— Begin RECORDS SUPPLIED —

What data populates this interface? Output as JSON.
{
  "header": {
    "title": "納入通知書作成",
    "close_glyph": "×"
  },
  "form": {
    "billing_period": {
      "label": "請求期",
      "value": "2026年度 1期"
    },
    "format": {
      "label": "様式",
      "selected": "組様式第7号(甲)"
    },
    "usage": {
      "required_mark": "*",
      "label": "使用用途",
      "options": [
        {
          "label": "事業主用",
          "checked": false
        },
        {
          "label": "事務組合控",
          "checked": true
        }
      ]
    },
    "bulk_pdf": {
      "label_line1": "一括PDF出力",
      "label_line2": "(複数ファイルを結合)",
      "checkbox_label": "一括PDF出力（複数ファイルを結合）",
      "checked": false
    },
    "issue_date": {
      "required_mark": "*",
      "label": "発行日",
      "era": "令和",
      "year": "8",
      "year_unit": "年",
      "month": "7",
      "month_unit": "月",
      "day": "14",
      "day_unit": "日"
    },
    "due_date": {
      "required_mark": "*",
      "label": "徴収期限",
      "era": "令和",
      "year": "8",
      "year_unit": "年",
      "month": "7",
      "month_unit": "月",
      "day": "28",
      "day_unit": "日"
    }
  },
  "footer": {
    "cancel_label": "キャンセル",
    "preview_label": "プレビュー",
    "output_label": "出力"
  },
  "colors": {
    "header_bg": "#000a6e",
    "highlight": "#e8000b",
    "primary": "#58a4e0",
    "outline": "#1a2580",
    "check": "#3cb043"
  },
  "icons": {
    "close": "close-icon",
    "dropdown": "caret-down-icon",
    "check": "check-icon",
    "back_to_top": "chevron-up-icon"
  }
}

— End RECORDS SUPPLIED —

- WHAT THE TASK REQUIRES -
Return all of the data exactly as it reads.

- OUTPUT FOR THIS TASK -
What data populates this interface? Output as JSON.
{
  "header": {
    "title": "納入通知書作成",
    "close_glyph": "×"
  },
  "form": {
    "billing_period": {
      "label": "請求期",
      "value": "2026年度 1期"
    },
    "format": {
      "label": "様式",
      "selected": "組様式第7号(甲)"
    },
    "usage": {
      "required_mark": "*",
      "label": "使用用途",
      "options": [
        {
          "label": "事業主用",
          "checked": false
        },
        {
          "label": "事務組合控",
          "checked": true
        }
      ]
    },
    "bulk_pdf": {
      "label_line1": "一括PDF出力",
      "label_line2": "(複数ファイルを結合)",
      "checkbox_label": "一括PDF出力（複数ファイルを結合）",
      "checked": false
    },
    "issue_date": {
      "required_mark": "*",
      "label": "発行日",
      "era": "令和",
      "year": "8",
      "year_unit": "年",
      "month": "7",
      "month_unit": "月",
      "day": "14",
      "day_unit": "日"
    },
    "due_date": {
      "required_mark": "*",
      "label": "徴収期限",
      "era": "令和",
      "year": "8",
      "year_unit": "年",
      "month": "7",
      "month_unit": "月",
      "day": "28",
      "day_unit": "日"
    }
  },
  "footer": {
    "cancel_label": "キャンセル",
    "preview_label": "プレビュー",
    "output_label": "出力"
  },
  "colors": {
    "header_bg": "#000a6e",
    "highlight": "#e8000b",
    "primary": "#58a4e0",
    "outline": "#1a2580",
    "check": "#3cb043"
  },
  "icons": {
    "close": "close-icon",
    "dropdown": "caret-down-icon",
    "check": "check-icon",
    "back_to_top": "chevron-up-icon"
  }
}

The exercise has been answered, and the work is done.